**WHAT TO PRODUCE**
Your task is to copy the listing exactly, with the pictures left out.

**DATA RECORDS**
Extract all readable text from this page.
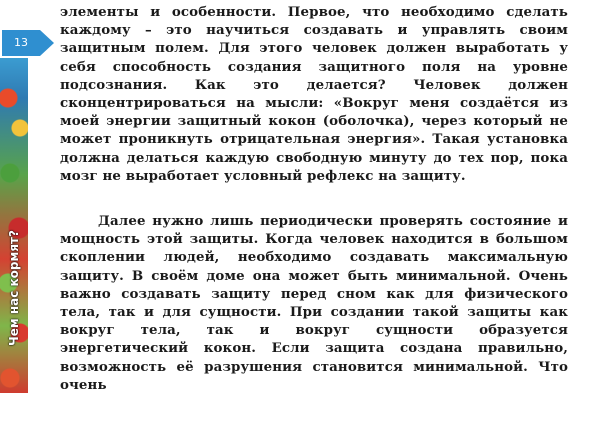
Чем нас кормят?
13

элементы и особенности. Первое, что необходимо сделать каждому – это научиться создавать и управлять своим защитным полем. Для этого человек должен выработать у себя способность создания защитного поля на уровне подсознания. Как это делается? Человек должен сконцентрироваться на мысли: «Вокруг меня создаётся из моей энергии защитный кокон (оболочка), через который не может проникнуть отрицательная энергия». Такая установка должна делаться каждую свободную минуту до тех пор, пока мозг не выработает условный рефлекс на защиту.

Далее нужно лишь периодически проверять состояние и мощность этой защиты. Когда человек находится в большом скоплении людей, необходимо создавать максимальную защиту. В своём доме она может быть минимальной. Очень важно создавать защиту перед сном как для физического тела, так и для сущности. При создании такой защиты как вокруг тела, так и вокруг сущности образуется энергетический кокон. Если защита создана правильно, возможность её разрушения становится минимальной. Что очень
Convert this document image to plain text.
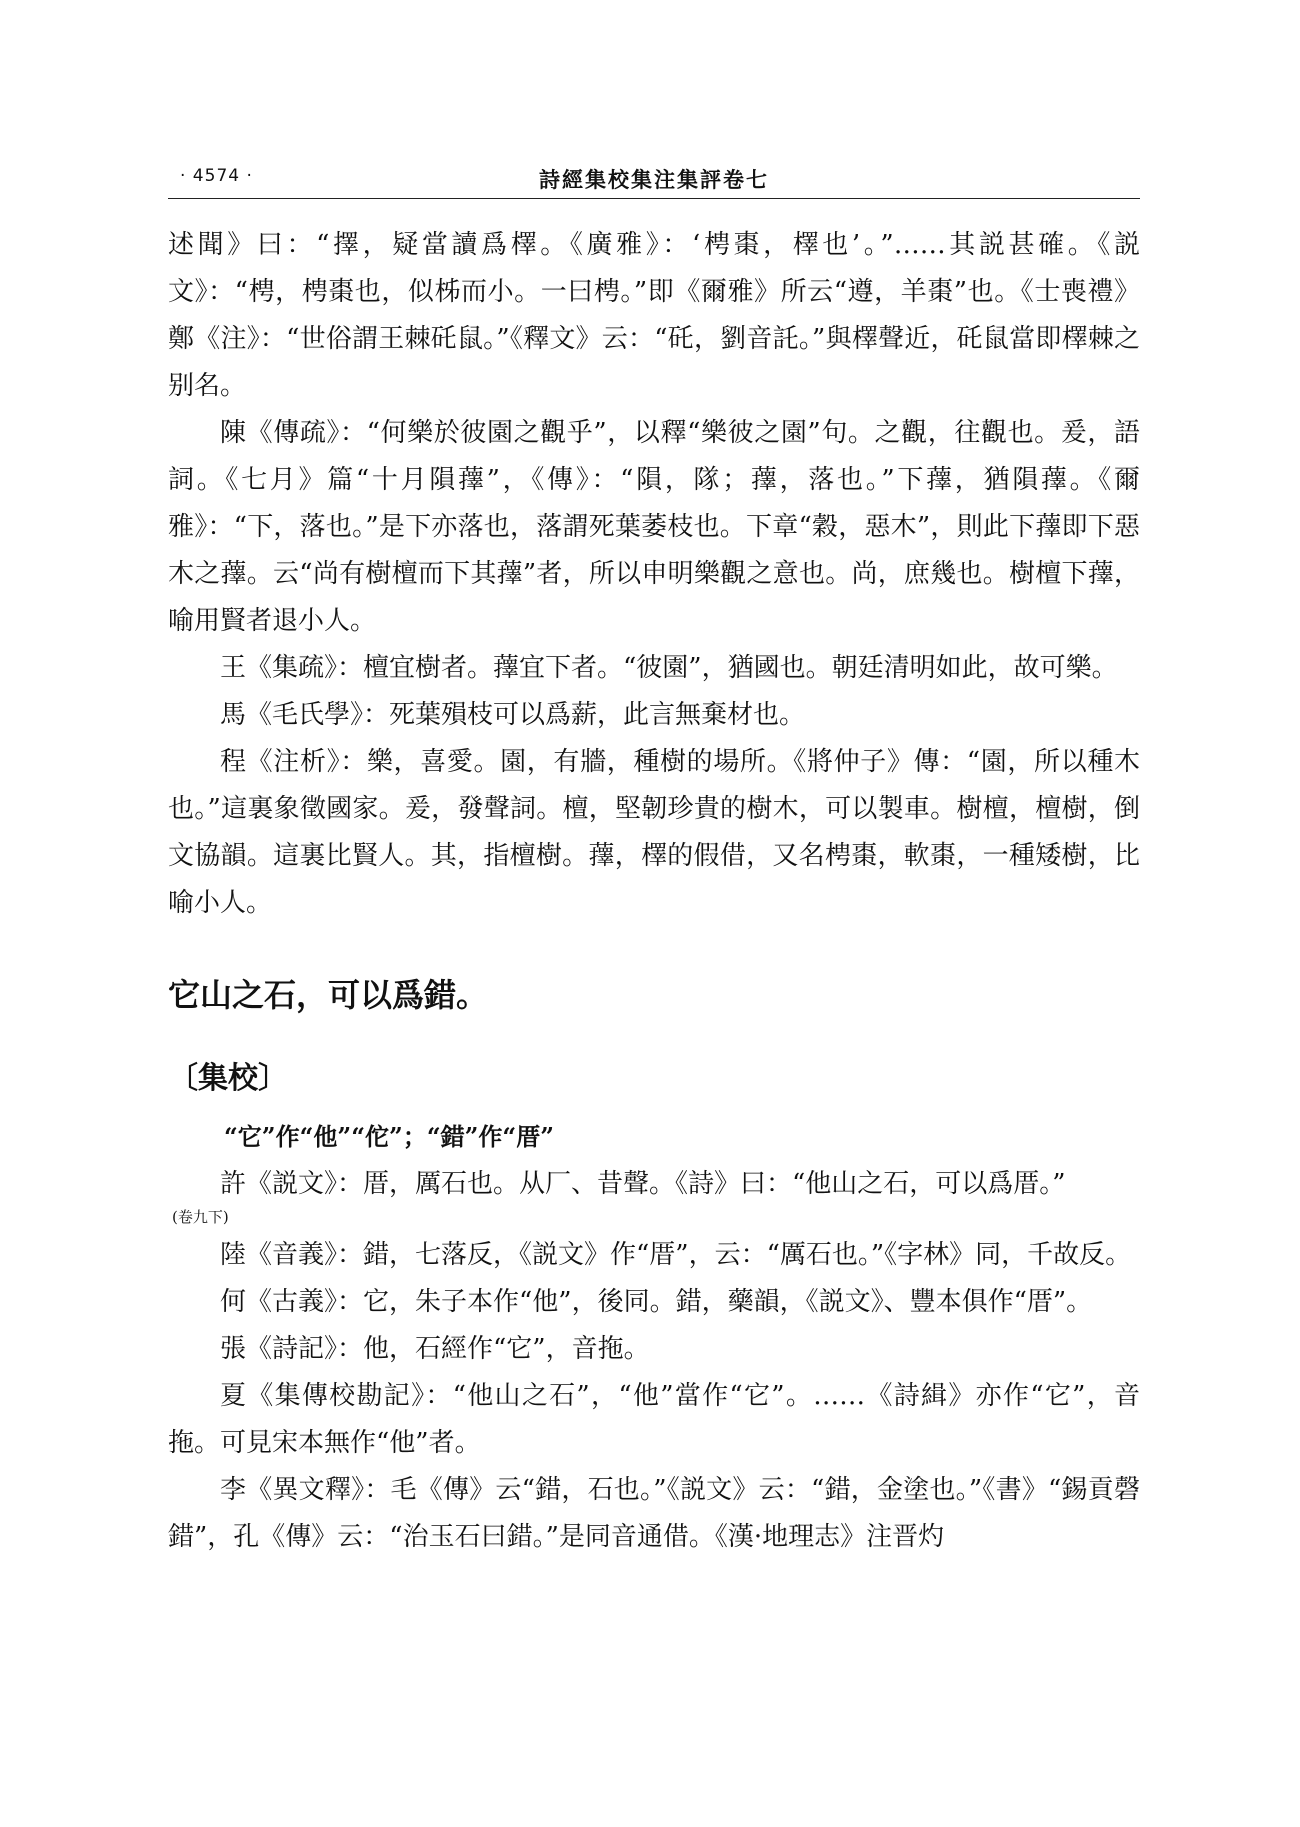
· 4574 ·	詩經集校集注集評卷七

述聞》曰：“擇，疑當讀爲檡。《廣雅》：‘梬棗，檡也’。”……其説甚確。《説文》：“梬，梬棗也，似柹而小。一曰梬。”即《爾雅》所云“遵，羊棗”也。《士喪禮》鄭《注》：“世俗謂王棘矺鼠。”《釋文》云：“矺，劉音託。”與檡聲近，矺鼠當即檡棘之别名。

陳《傳疏》：“何樂於彼園之觀乎”，以釋“樂彼之園”句。之觀，往觀也。爰，語詞。《七月》篇“十月隕蘀”，《傳》：“隕，隊；蘀，落也。”下蘀，猶隕蘀。《爾雅》：“下，落也。”是下亦落也，落謂死葉萎枝也。下章“穀，惡木”，則此下蘀即下惡木之蘀。云“尚有樹檀而下其蘀”者，所以申明樂觀之意也。尚，庶幾也。樹檀下蘀，喻用賢者退小人。

王《集疏》：檀宜樹者。蘀宜下者。“彼園”，猶國也。朝廷清明如此，故可樂。

馬《毛氏學》：死葉殞枝可以爲薪，此言無棄材也。

程《注析》：樂，喜愛。園，有牆，種樹的場所。《將仲子》傳：“園，所以種木也。”這裏象徵國家。爰，發聲詞。檀，堅韌珍貴的樹木，可以製車。樹檀，檀樹，倒文協韻。這裏比賢人。其，指檀樹。蘀，檡的假借，又名梬棗，軟棗，一種矮樹，比喻小人。

它山之石，可以爲錯。

〔集校〕

“它”作“他”“佗”；“錯”作“厝”

許《説文》：厝，厲石也。从厂、昔聲。《詩》曰：“他山之石，可以爲厝。”

(卷九下)

陸《音義》：錯，七落反，《説文》作“厝”，云：“厲石也。”《字林》同，千故反。

何《古義》：它，朱子本作“他”，後同。錯，藥韻，《説文》、豐本俱作“厝”。

張《詩記》：他，石經作“它”，音拖。

夏《集傳校勘記》：“他山之石”，“他”當作“它”。……《詩緝》亦作“它”，音拖。可見宋本無作“他”者。

李《異文釋》：毛《傳》云“錯，石也。”《説文》云：“錯，金塗也。”《書》“錫貢磬錯”，孔《傳》云：“治玉石曰錯。”是同音通借。《漢·地理志》注晋灼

**FULL ANSWER**
Extract all readable text from this page.
Чем нас кормят?
13

элементы и особенности. Первое, что необходимо сделать каждому – это научиться создавать и управлять своим защитным полем. Для этого человек должен выработать у себя способность создания защитного поля на уровне подсознания. Как это делается? Человек должен сконцентрироваться на мысли: «Вокруг меня создаётся из моей энергии защитный кокон (оболочка), через который не может проникнуть отрицательная энергия». Такая установка должна делаться каждую свободную минуту до тех пор, пока мозг не выработает условный рефлекс на защиту.

Далее нужно лишь периодически проверять состояние и мощность этой защиты. Когда человек находится в большом скоплении людей, необходимо создавать максимальную защиту. В своём доме она может быть минимальной. Очень важно создавать защиту перед сном как для физического тела, так и для сущности. При создании такой защиты как вокруг тела, так и вокруг сущности образуется энергетический кокон. Если защита создана правильно, возможность её разрушения становится минимальной. Что очень
Convert this document image to plain text.
· 4574 ·	詩經集校集注集評卷七

述聞》曰：“擇，疑當讀爲檡。《廣雅》：‘梬棗，檡也’。”……其説甚確。《説文》：“梬，梬棗也，似柹而小。一曰梬。”即《爾雅》所云“遵，羊棗”也。《士喪禮》鄭《注》：“世俗謂王棘矺鼠。”《釋文》云：“矺，劉音託。”與檡聲近，矺鼠當即檡棘之别名。

陳《傳疏》：“何樂於彼園之觀乎”，以釋“樂彼之園”句。之觀，往觀也。爰，語詞。《七月》篇“十月隕蘀”，《傳》：“隕，隊；蘀，落也。”下蘀，猶隕蘀。《爾雅》：“下，落也。”是下亦落也，落謂死葉萎枝也。下章“穀，惡木”，則此下蘀即下惡木之蘀。云“尚有樹檀而下其蘀”者，所以申明樂觀之意也。尚，庶幾也。樹檀下蘀，喻用賢者退小人。

王《集疏》：檀宜樹者。蘀宜下者。“彼園”，猶國也。朝廷清明如此，故可樂。

馬《毛氏學》：死葉殞枝可以爲薪，此言無棄材也。

程《注析》：樂，喜愛。園，有牆，種樹的場所。《將仲子》傳：“園，所以種木也。”這裏象徵國家。爰，發聲詞。檀，堅韌珍貴的樹木，可以製車。樹檀，檀樹，倒文協韻。這裏比賢人。其，指檀樹。蘀，檡的假借，又名梬棗，軟棗，一種矮樹，比喻小人。

它山之石，可以爲錯。

〔集校〕

“它”作“他”“佗”；“錯”作“厝”

許《説文》：厝，厲石也。从厂、昔聲。《詩》曰：“他山之石，可以爲厝。”

(卷九下)

陸《音義》：錯，七落反，《説文》作“厝”，云：“厲石也。”《字林》同，千故反。

何《古義》：它，朱子本作“他”，後同。錯，藥韻，《説文》、豐本俱作“厝”。

張《詩記》：他，石經作“它”，音拖。

夏《集傳校勘記》：“他山之石”，“他”當作“它”。……《詩緝》亦作“它”，音拖。可見宋本無作“他”者。

李《異文釋》：毛《傳》云“錯，石也。”《説文》云：“錯，金塗也。”《書》“錫貢磬錯”，孔《傳》云：“治玉石曰錯。”是同音通借。《漢·地理志》注晋灼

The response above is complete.